[Task requirements]
Could you write out the records from the very first line up to and including the line containing "x-tick-label: 1989 — [350, 489, 394, 514]", renaming every "data-point" to "marker" and leaving everything else unchanged?

## BEGIN Given records

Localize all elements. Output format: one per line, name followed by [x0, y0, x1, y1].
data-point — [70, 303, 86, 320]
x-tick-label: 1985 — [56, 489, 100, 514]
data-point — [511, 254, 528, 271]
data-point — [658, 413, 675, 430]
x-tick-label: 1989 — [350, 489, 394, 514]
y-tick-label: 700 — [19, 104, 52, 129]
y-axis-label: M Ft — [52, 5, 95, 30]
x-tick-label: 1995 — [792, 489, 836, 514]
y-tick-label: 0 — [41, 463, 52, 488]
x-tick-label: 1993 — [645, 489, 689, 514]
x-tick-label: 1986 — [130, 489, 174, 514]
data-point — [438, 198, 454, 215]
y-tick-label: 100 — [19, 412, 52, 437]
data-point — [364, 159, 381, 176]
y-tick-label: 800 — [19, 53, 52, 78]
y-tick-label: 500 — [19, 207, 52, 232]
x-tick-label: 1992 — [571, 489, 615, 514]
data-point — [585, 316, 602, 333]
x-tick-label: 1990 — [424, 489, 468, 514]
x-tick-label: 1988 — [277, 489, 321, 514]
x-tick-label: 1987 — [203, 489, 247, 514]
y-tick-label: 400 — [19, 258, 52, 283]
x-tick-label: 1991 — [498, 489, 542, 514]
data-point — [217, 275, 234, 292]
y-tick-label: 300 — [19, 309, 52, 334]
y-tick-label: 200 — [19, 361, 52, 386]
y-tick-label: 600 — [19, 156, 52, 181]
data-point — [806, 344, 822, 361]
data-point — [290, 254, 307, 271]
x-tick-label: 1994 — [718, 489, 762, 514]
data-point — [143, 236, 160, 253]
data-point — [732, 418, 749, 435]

## END Given records

[Solution]
Localize all elements. Output format: one per line, name followed by [x0, y0, x1, y1].
marker — [70, 303, 86, 320]
x-tick-label: 1985 — [56, 489, 100, 514]
marker — [511, 254, 528, 271]
marker — [658, 413, 675, 430]
x-tick-label: 1989 — [350, 489, 394, 514]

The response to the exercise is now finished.